Dataset records:
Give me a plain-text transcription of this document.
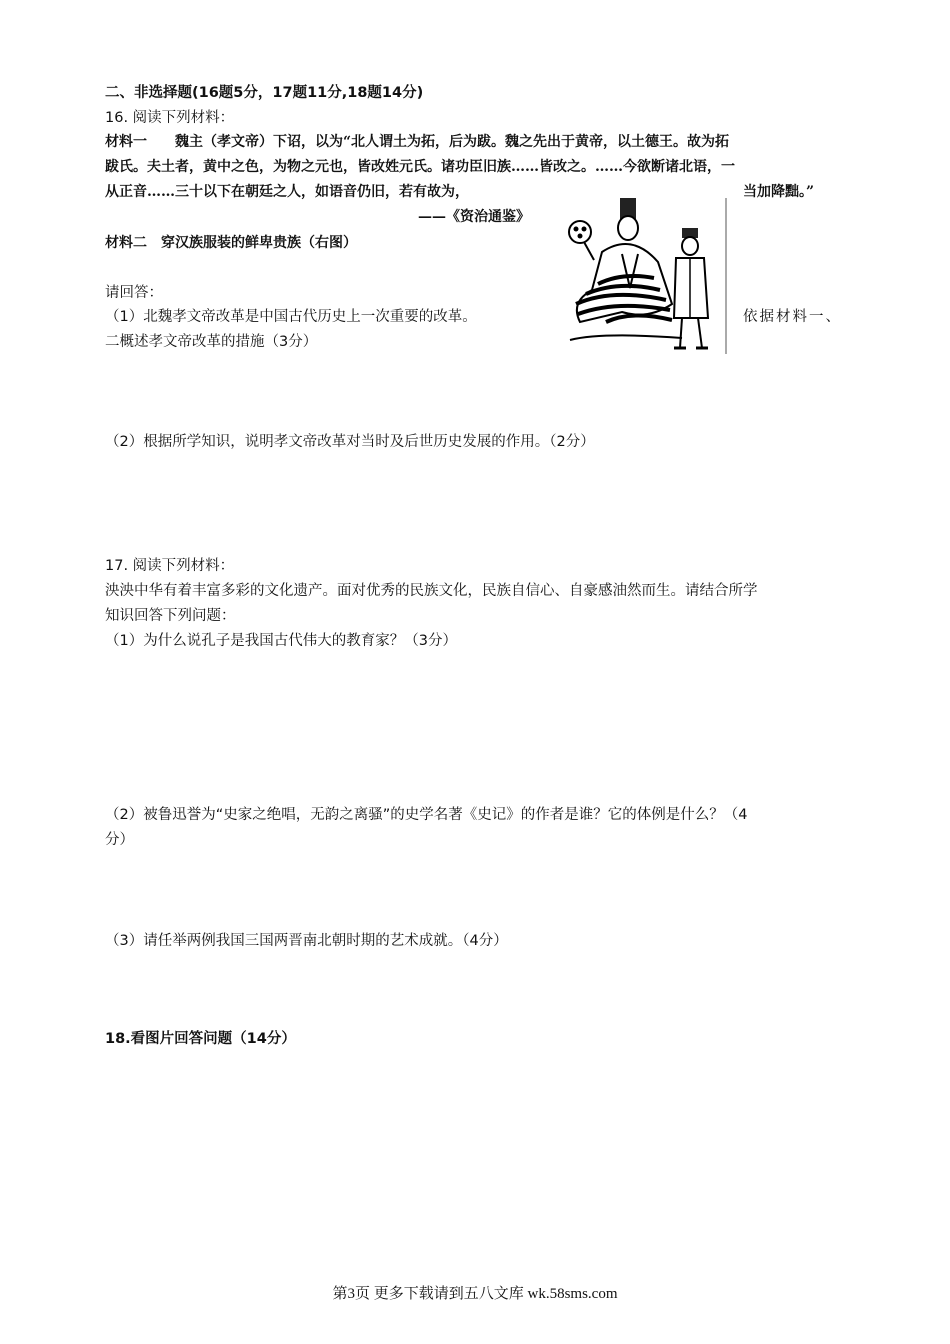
二、非选择题(16题5分，17题11分,18题14分)
16. 阅读下列材料：
材料一　　魏主（孝文帝）下诏，以为“北人谓土为拓，后为跋。魏之先出于黄帝，以土德王。故为拓
跋氏。夫土者，黄中之色，为物之元也，皆改姓元氏。诸功臣旧族……皆改之。……今欲断诸北语，一
从正音……三十以下在朝廷之人，如语音仍旧，若有故为，	当加降黜。”
——《资治通鉴》
材料二　穿汉族服装的鲜卑贵族（右图）
请回答：
（1）北魏孝文帝改革是中国古代历史上一次重要的改革。	依据材料一、
二概述孝文帝改革的措施（3分）
（2）根据所学知识，说明孝文帝改革对当时及后世历史发展的作用。（2分）
17. 阅读下列材料：
泱泱中华有着丰富多彩的文化遗产。面对优秀的民族文化，民族自信心、自豪感油然而生。请结合所学
知识回答下列问题：
（1）为什么说孔子是我国古代伟大的教育家？（3分）
（2）被鲁迅誉为“史家之绝唱，无韵之离骚”的史学名著《史记》的作者是谁？它的体例是什么？（4
分）
（3）请任举两例我国三国两晋南北朝时期的艺术成就。（4分）
18.看图片回答问题（14分）
第3页 更多下载请到五八文库 wk.58sms.com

*EXERCISE*. Quote the material word for word, dropping any images it holds.

*RESULT OF THE TASK*.
Give me a plain-text transcription of this document.
二、非选择题(16题5分，17题11分,18题14分)
16. 阅读下列材料：
材料一　　魏主（孝文帝）下诏，以为“北人谓土为拓，后为跋。魏之先出于黄帝，以土德王。故为拓
跋氏。夫土者，黄中之色，为物之元也，皆改姓元氏。诸功臣旧族……皆改之。……今欲断诸北语，一
从正音……三十以下在朝廷之人，如语音仍旧，若有故为，	当加降黜。”
——《资治通鉴》
材料二　穿汉族服装的鲜卑贵族（右图）
请回答：
（1）北魏孝文帝改革是中国古代历史上一次重要的改革。	依据材料一、
二概述孝文帝改革的措施（3分）
（2）根据所学知识，说明孝文帝改革对当时及后世历史发展的作用。（2分）
17. 阅读下列材料：
泱泱中华有着丰富多彩的文化遗产。面对优秀的民族文化，民族自信心、自豪感油然而生。请结合所学
知识回答下列问题：
（1）为什么说孔子是我国古代伟大的教育家？（3分）
（2）被鲁迅誉为“史家之绝唱，无韵之离骚”的史学名著《史记》的作者是谁？它的体例是什么？（4
分）
（3）请任举两例我国三国两晋南北朝时期的艺术成就。（4分）
18.看图片回答问题（14分）
第3页 更多下载请到五八文库 wk.58sms.com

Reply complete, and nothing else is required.